> [What you have to do]:
Return a copy of every line in the records that includes the word "this".
## start Dataset
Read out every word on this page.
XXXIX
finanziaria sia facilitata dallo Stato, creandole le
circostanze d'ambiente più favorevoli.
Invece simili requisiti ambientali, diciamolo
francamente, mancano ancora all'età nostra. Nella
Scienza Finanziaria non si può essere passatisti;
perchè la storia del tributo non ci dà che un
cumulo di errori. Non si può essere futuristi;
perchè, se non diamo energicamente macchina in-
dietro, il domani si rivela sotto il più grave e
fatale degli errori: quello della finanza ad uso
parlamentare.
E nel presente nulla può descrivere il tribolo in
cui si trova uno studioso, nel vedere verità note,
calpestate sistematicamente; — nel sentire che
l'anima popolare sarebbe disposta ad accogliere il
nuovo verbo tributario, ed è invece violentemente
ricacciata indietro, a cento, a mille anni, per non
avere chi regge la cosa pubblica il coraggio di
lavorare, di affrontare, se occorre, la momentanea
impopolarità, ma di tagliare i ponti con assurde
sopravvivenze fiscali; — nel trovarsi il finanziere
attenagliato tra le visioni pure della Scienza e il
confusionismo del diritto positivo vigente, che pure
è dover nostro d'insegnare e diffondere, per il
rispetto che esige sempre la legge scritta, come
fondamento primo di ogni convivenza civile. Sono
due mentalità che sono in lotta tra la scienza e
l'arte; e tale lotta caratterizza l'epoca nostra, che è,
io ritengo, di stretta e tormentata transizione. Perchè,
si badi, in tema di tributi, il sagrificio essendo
## end Dataset
## start Dataset
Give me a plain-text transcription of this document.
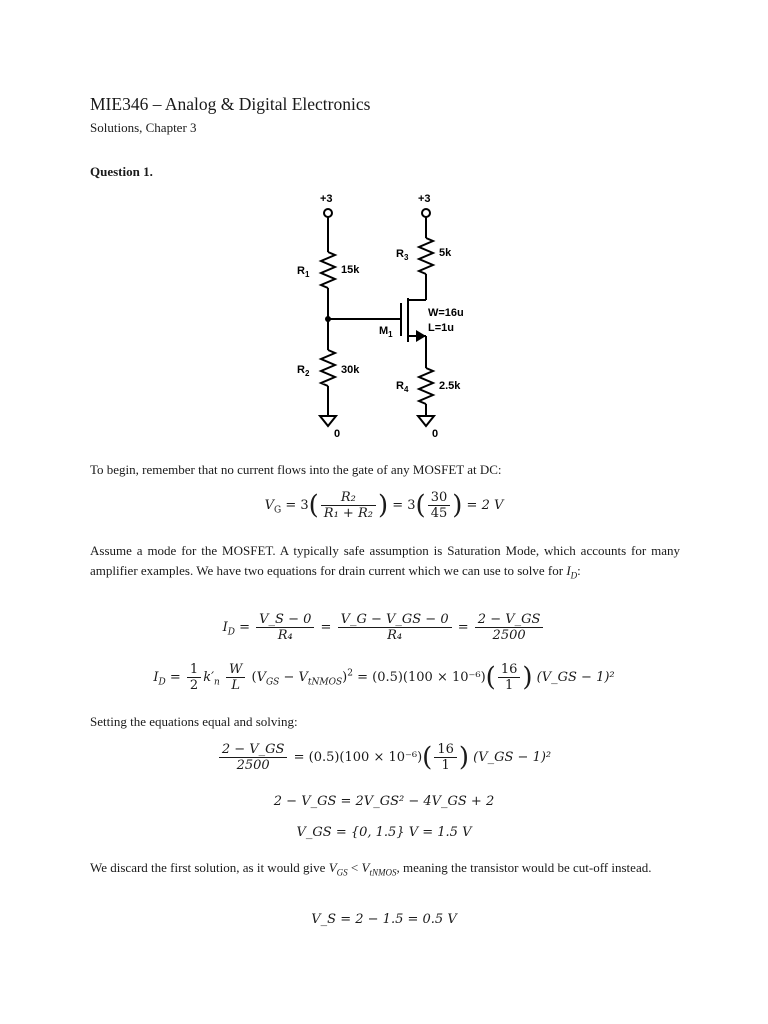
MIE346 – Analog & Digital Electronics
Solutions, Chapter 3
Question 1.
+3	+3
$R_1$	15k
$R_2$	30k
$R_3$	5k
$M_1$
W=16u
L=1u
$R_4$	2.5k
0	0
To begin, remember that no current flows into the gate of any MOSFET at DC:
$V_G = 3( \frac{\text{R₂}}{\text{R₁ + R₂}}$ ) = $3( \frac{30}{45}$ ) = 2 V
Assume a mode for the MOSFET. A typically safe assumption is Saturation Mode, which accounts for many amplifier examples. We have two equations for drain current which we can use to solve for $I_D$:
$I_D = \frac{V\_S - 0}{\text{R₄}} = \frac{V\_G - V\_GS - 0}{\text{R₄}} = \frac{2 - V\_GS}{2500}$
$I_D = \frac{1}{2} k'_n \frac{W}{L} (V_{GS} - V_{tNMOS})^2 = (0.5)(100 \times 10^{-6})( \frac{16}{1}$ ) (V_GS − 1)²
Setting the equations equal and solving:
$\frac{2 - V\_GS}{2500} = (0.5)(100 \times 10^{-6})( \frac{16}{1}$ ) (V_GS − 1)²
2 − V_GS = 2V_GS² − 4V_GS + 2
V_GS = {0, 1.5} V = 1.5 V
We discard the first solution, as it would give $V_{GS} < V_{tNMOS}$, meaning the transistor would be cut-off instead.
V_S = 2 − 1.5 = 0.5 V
## end Dataset
## start Dataset
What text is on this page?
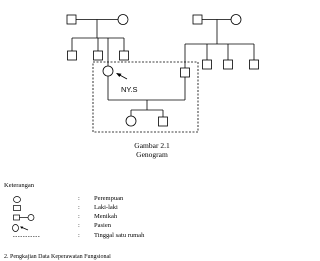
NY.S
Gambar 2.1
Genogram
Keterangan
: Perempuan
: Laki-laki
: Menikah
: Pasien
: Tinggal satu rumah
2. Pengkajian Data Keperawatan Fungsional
## end Dataset
> [Output below]:
Read out every word on this page.
Give me a plain-text transcription of this document.
What text is on this page?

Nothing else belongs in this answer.